> _WRITTEN REQUEST_:
The records below are made of lines; count those holding the word "JSON" and give the number only.
::: PROVIDED INFORMATION
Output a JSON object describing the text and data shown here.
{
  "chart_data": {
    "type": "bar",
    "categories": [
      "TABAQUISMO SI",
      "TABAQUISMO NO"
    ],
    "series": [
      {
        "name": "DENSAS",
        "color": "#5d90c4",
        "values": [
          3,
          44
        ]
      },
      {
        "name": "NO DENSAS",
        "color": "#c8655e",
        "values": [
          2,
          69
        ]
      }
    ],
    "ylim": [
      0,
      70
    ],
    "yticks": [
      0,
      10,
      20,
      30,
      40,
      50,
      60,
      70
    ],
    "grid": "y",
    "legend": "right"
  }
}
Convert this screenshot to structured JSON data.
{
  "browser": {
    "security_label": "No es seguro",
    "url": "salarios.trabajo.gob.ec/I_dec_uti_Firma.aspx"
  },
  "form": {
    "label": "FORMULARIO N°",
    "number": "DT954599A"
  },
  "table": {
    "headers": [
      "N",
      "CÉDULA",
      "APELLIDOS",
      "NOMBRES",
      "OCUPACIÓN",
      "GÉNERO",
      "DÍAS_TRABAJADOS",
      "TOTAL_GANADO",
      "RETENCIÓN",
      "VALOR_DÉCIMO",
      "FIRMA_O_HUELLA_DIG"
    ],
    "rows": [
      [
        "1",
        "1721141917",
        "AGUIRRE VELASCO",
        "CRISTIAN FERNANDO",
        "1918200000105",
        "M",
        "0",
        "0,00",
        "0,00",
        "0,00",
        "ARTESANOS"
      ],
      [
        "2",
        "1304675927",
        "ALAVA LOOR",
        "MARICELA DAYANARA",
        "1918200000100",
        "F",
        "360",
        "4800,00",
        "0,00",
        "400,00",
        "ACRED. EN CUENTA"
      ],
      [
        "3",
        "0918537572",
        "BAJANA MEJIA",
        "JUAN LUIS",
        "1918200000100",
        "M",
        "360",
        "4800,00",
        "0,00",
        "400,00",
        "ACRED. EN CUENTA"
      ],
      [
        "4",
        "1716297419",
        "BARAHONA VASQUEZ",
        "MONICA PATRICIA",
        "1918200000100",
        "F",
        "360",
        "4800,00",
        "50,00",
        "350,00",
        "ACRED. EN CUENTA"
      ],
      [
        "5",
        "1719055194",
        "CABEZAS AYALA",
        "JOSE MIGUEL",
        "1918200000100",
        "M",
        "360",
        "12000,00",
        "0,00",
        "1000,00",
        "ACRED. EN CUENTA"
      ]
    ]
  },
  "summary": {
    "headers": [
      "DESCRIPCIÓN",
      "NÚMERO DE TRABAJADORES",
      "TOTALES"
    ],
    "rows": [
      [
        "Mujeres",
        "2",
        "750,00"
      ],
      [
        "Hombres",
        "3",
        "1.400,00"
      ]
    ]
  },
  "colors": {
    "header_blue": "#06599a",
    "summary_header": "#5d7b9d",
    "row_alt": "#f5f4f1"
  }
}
::::::
> _EXERCISE OUTPUT_:
2